Data records
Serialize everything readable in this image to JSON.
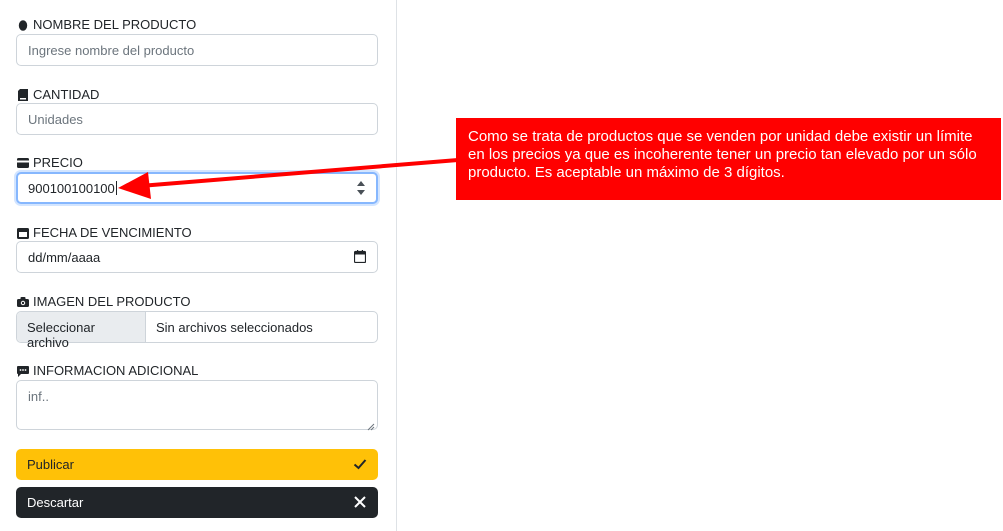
{
  "form": {
    "product_name": {
      "label": "NOMBRE DEL PRODUCTO",
      "icon": "egg-icon",
      "placeholder": "Ingrese nombre del producto"
    },
    "quantity": {
      "label": "CANTIDAD",
      "icon": "sd-card-icon",
      "placeholder": "Unidades"
    },
    "price": {
      "label": "PRECIO",
      "icon": "credit-card-icon",
      "value": "900100100100"
    },
    "expiry": {
      "label": "FECHA DE VENCIMIENTO",
      "icon": "calendar-icon",
      "placeholder": "dd/mm/aaaa"
    },
    "image": {
      "label": "IMAGEN DEL PRODUCTO",
      "icon": "camera-icon",
      "button": "Seleccionar archivo",
      "status": "Sin archivos seleccionados"
    },
    "info": {
      "label": "INFORMACION ADICIONAL",
      "icon": "chat-icon",
      "placeholder": "inf.."
    },
    "publish_label": "Publicar",
    "discard_label": "Descartar"
  },
  "annotation": {
    "text": "Como se trata de productos que se venden por unidad debe existir un límite en los precios ya que es incoherente tener un precio tan elevado por un sólo producto. Es aceptable un máximo de 3 dígitos.",
    "color": "#ff0000"
  },
  "colors": {
    "publish": "#ffc107",
    "discard": "#212529",
    "focus": "#86b7fe"
  }
}
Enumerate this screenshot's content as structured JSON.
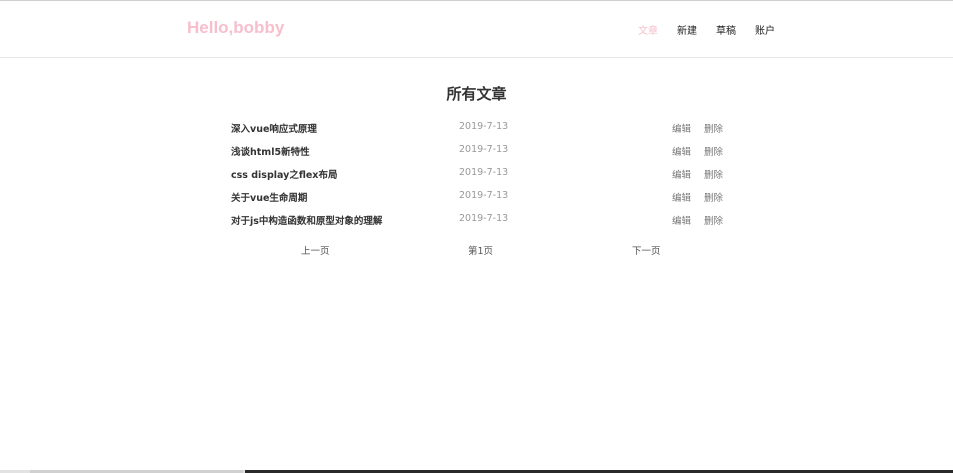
{
  "header": {
    "brand": "Hello,bobby",
    "nav": [
      {
        "label": "文章",
        "active": true
      },
      {
        "label": "新建",
        "active": false
      },
      {
        "label": "草稿",
        "active": false
      },
      {
        "label": "账户",
        "active": false
      }
    ]
  },
  "main": {
    "title": "所有文章",
    "articles": [
      {
        "title": "深入vue响应式原理",
        "date": "2019-7-13",
        "edit": "编辑",
        "delete": "删除"
      },
      {
        "title": "浅谈html5新特性",
        "date": "2019-7-13",
        "edit": "编辑",
        "delete": "删除"
      },
      {
        "title": "css display之flex布局",
        "date": "2019-7-13",
        "edit": "编辑",
        "delete": "删除"
      },
      {
        "title": "关于vue生命周期",
        "date": "2019-7-13",
        "edit": "编辑",
        "delete": "删除"
      },
      {
        "title": "对于js中构造函数和原型对象的理解",
        "date": "2019-7-13",
        "edit": "编辑",
        "delete": "删除"
      }
    ],
    "pager": {
      "prev": "上一页",
      "current": "第1页",
      "next": "下一页"
    }
  },
  "colors": {
    "accent": "#f7bfcb"
  }
}
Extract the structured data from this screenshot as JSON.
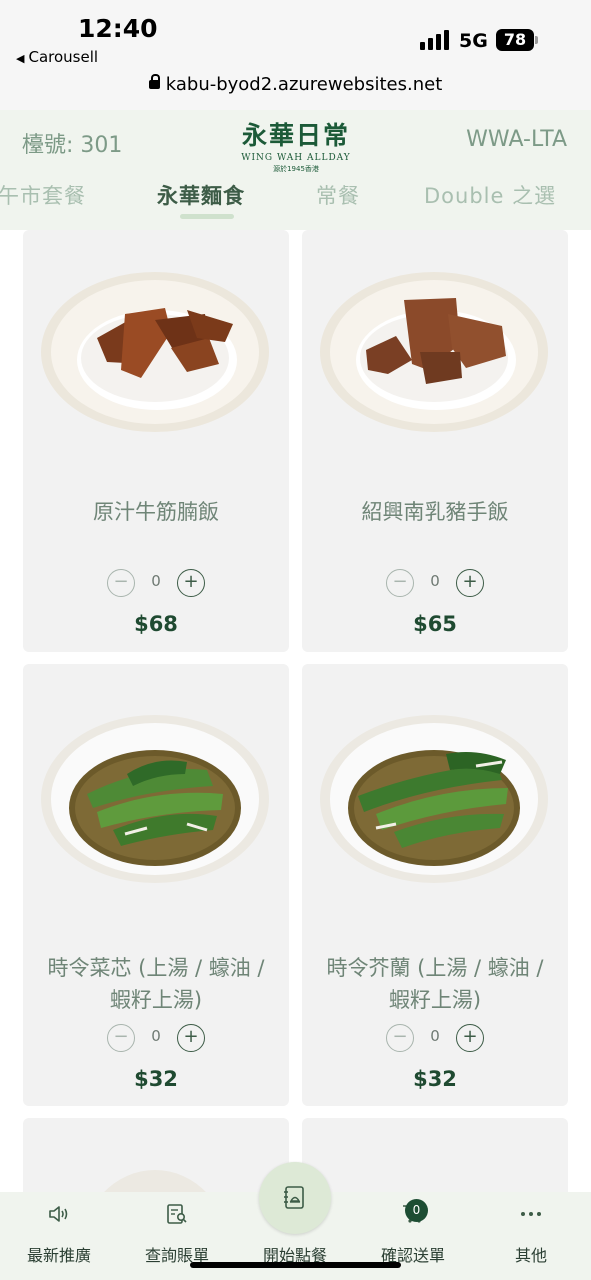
{
  "status_bar": {
    "time": "12:40",
    "back_app": "Carousell",
    "network": "5G",
    "battery": "78",
    "url": "kabu-byod2.azurewebsites.net"
  },
  "header": {
    "table_no": "檯號: 301",
    "store_code": "WWA-LTA",
    "logo_main": "永華日常",
    "logo_sub": "WING WAH ALLDAY",
    "logo_tag": "源於1945香港"
  },
  "tabs": [
    {
      "label": "午市套餐",
      "active": false
    },
    {
      "label": "永華麵食",
      "active": true
    },
    {
      "label": "常餐",
      "active": false
    },
    {
      "label": "Double 之選",
      "active": false
    }
  ],
  "menu_items": [
    {
      "name_line1": "原汁牛筋腩飯",
      "name_line2": "",
      "qty": "0",
      "price": "$68",
      "dish": "beef-brisket-rice"
    },
    {
      "name_line1": "紹興南乳豬手飯",
      "name_line2": "",
      "qty": "0",
      "price": "$65",
      "dish": "pork-knuckle-rice"
    },
    {
      "name_line1": "時令菜芯 (上湯 / 蠔油 /",
      "name_line2": "蝦籽上湯)",
      "qty": "0",
      "price": "$32",
      "dish": "choi-sum"
    },
    {
      "name_line1": "時令芥蘭 (上湯 / 蠔油 /",
      "name_line2": "蝦籽上湯)",
      "qty": "0",
      "price": "$32",
      "dish": "gai-lan"
    }
  ],
  "stepper": {
    "minus": "−",
    "plus": "+"
  },
  "bottom_nav": [
    {
      "label": "最新推廣",
      "icon": "speaker-icon"
    },
    {
      "label": "查詢賬單",
      "icon": "receipt-search-icon"
    },
    {
      "label": "開始點餐",
      "icon": "order-book-icon"
    },
    {
      "label": "確認送單",
      "icon": "cart-icon"
    },
    {
      "label": "其他",
      "icon": "more-icon"
    }
  ],
  "cart_count": "0",
  "colors": {
    "brand_green": "#1c5a38",
    "header_bg": "#f0f4ee",
    "card_bg": "#f2f2f2",
    "price": "#1f4a31"
  }
}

Set exercise =>
Reproduce each line of the entries in which the word "price" is found.

Solution below =>
    "price": {
      "price": "$68",
      "price": "$65",
      "price": "$32",
      "price": "$32",
    "price": "#1f4a31"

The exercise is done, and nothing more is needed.